◆ **Work to do**
Tally the lines that contain "Communications" and report the total alone.

◆ **Records for the task**
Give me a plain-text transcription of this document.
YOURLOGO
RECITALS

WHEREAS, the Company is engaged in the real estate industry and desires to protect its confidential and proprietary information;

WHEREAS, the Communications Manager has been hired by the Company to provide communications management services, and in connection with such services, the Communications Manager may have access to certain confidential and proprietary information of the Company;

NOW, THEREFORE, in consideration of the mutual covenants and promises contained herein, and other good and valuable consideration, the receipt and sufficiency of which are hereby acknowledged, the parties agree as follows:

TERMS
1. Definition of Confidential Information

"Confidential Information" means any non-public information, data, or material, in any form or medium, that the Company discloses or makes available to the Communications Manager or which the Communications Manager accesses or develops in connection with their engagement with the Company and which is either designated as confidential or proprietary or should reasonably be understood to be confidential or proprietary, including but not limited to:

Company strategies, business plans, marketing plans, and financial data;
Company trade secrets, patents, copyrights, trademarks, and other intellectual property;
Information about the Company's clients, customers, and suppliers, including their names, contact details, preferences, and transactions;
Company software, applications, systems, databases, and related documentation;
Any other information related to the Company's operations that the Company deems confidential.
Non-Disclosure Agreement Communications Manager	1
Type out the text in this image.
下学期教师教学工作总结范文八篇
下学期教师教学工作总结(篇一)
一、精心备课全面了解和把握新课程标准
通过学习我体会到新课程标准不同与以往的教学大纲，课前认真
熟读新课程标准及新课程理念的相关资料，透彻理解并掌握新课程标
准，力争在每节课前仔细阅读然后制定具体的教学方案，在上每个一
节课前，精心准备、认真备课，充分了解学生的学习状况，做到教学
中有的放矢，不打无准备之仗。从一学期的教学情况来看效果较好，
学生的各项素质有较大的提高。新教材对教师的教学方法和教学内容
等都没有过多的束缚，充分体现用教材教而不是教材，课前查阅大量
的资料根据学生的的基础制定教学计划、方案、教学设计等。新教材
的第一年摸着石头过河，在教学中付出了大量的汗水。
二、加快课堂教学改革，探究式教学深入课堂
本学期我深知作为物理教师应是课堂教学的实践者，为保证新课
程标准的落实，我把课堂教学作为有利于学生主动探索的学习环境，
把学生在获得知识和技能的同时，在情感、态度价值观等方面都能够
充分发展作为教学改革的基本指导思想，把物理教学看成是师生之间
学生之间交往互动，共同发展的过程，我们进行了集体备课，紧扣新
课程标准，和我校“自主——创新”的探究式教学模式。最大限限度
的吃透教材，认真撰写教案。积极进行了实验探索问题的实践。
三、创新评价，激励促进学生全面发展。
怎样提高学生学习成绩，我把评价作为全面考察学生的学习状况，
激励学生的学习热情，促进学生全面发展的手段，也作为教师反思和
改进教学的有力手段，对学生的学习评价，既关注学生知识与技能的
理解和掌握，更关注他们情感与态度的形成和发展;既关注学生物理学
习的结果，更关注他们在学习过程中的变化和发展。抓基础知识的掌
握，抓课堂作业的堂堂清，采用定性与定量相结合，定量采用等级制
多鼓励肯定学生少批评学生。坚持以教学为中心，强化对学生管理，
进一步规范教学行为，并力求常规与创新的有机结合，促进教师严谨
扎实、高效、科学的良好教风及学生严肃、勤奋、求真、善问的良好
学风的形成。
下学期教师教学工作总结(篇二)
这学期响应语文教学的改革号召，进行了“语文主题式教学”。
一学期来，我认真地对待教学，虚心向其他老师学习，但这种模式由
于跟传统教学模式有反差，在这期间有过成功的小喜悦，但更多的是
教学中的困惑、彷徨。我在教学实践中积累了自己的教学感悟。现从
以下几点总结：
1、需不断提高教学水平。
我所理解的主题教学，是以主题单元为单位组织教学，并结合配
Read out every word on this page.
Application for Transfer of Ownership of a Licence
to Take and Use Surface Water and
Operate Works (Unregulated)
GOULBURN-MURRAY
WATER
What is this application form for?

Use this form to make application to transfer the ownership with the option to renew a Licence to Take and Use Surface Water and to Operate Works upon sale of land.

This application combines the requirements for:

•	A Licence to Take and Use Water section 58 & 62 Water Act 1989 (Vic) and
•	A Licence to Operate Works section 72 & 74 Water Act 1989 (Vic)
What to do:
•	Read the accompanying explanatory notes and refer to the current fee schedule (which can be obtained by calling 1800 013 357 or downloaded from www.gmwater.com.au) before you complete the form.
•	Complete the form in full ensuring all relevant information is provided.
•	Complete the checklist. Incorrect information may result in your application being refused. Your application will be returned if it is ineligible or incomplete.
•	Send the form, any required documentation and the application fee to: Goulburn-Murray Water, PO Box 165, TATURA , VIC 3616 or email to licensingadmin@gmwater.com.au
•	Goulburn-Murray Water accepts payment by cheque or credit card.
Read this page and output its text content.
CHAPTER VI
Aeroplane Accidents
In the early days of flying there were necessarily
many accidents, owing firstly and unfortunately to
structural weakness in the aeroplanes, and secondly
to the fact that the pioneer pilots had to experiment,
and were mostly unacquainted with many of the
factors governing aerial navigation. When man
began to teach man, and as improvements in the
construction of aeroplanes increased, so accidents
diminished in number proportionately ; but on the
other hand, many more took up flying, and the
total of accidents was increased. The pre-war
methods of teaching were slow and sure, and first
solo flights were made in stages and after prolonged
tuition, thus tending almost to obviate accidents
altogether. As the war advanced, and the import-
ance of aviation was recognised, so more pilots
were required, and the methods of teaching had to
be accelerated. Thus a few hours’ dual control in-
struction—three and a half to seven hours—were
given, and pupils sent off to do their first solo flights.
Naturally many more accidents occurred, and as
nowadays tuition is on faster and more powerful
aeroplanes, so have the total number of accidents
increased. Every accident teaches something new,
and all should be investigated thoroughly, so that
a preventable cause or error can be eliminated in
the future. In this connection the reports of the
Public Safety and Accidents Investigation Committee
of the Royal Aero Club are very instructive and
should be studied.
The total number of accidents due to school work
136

◆ **Problem solution**
3